(Items listed in a dataset)
==============================
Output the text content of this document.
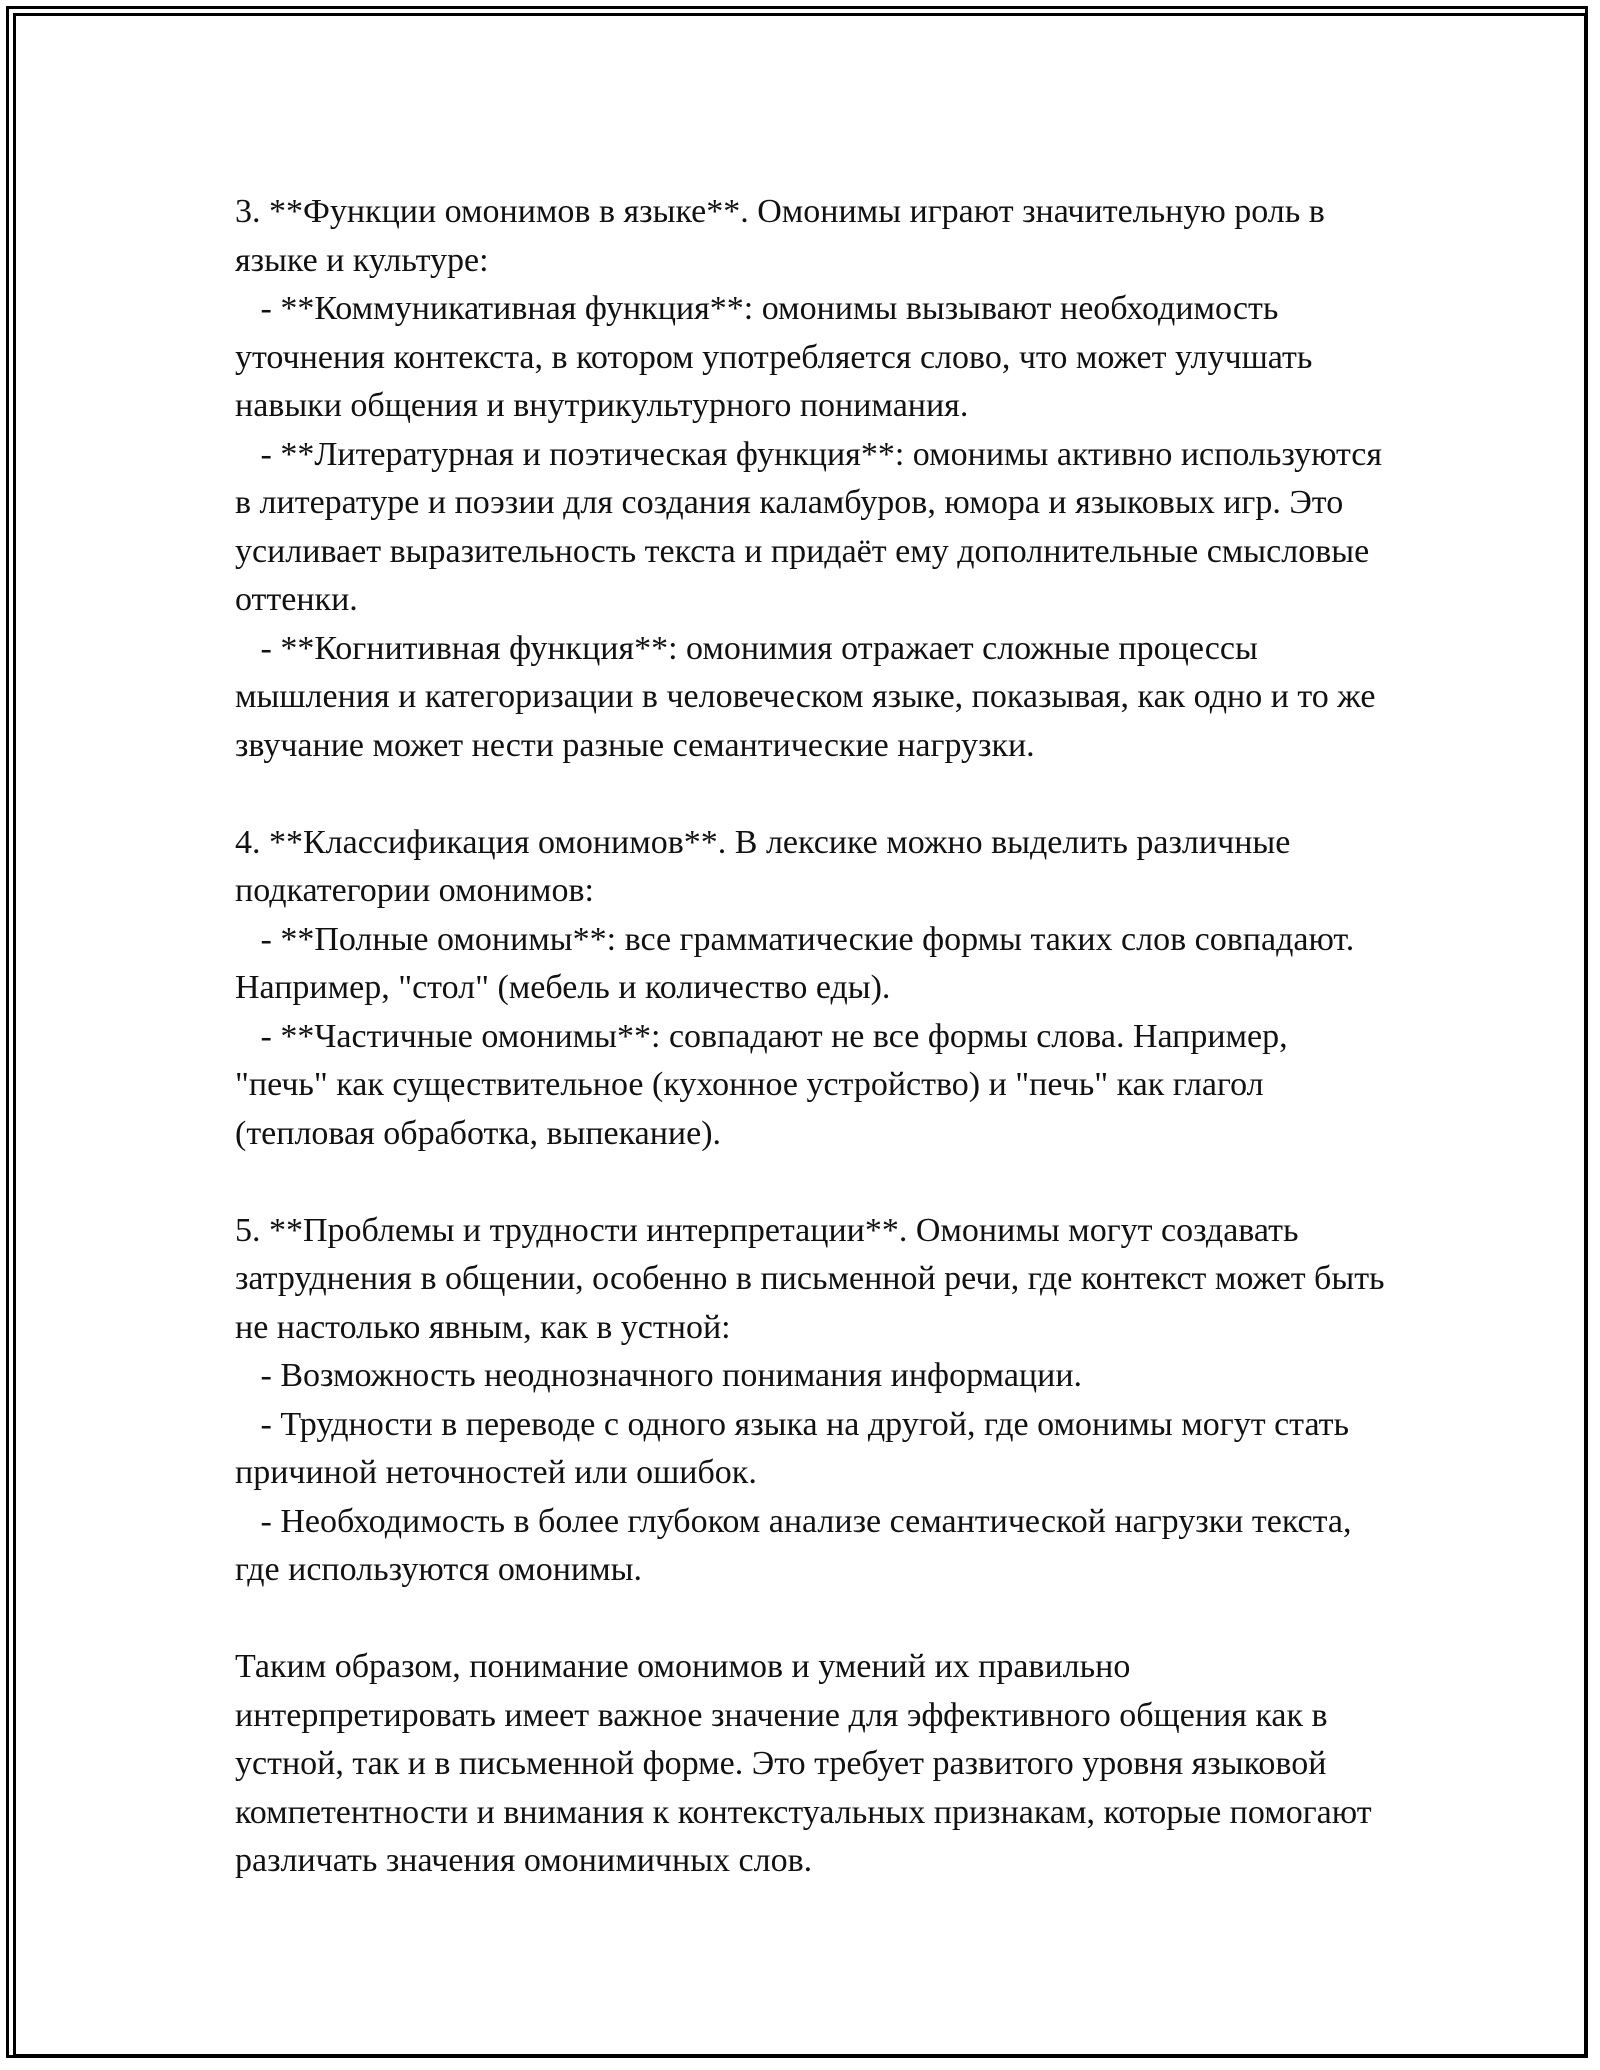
3. **Функции омонимов в языке**. Омонимы играют значительную роль в языке и культуре:

- **Коммуникативная функция**: омонимы вызывают необходимость уточнения контекста, в котором употребляется слово, что может улучшать навыки общения и внутрикультурного понимания.

- **Литературная и поэтическая функция**: омонимы активно используются в литературе и поэзии для создания каламбуров, юмора и языковых игр. Это усиливает выразительность текста и придаёт ему дополнительные смысловые оттенки.

- **Когнитивная функция**: омонимия отражает сложные процессы мышления и категоризации в человеческом языке, показывая, как одно и то же звучание может нести разные семантические нагрузки.

4. **Классификация омонимов**. В лексике можно выделить различные подкатегории омонимов:

- **Полные омонимы**: все грамматические формы таких слов совпадают. Например, "стол" (мебель и количество еды).

- **Частичные омонимы**: совпадают не все формы слова. Например, "печь" как существительное (кухонное устройство) и "печь" как глагол (тепловая обработка, выпекание).

5. **Проблемы и трудности интерпретации**. Омонимы могут создавать затруднения в общении, особенно в письменной речи, где контекст может быть не настолько явным, как в устной:

- Возможность неоднозначного понимания информации.

- Трудности в переводе с одного языка на другой, где омонимы могут стать причиной неточностей или ошибок.

- Необходимость в более глубоком анализе семантической нагрузки текста, где используются омонимы.

Таким образом, понимание омонимов и умений их правильно интерпретировать имеет важное значение для эффективного общения как в устной, так и в письменной форме. Это требует развитого уровня языковой компетентности и внимания к контекстуальных признакам, которые помогают различать значения омонимичных слов.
==============================
The request: Copy all lines above containing the string "омонимов".

The output:
3. **Функции омонимов в языке**. Омонимы играют значительную роль в языке и культуре:
4. **Классификация омонимов**. В лексике можно выделить различные подкатегории омонимов:
Таким образом, понимание омонимов и умений их правильно интерпретировать имеет важное значение для эффективного общения как в устной, так и в письменной форме. Это требует развитого уровня языковой компетентности и внимания к контекстуальных признакам, которые помогают различать значения омонимичных слов.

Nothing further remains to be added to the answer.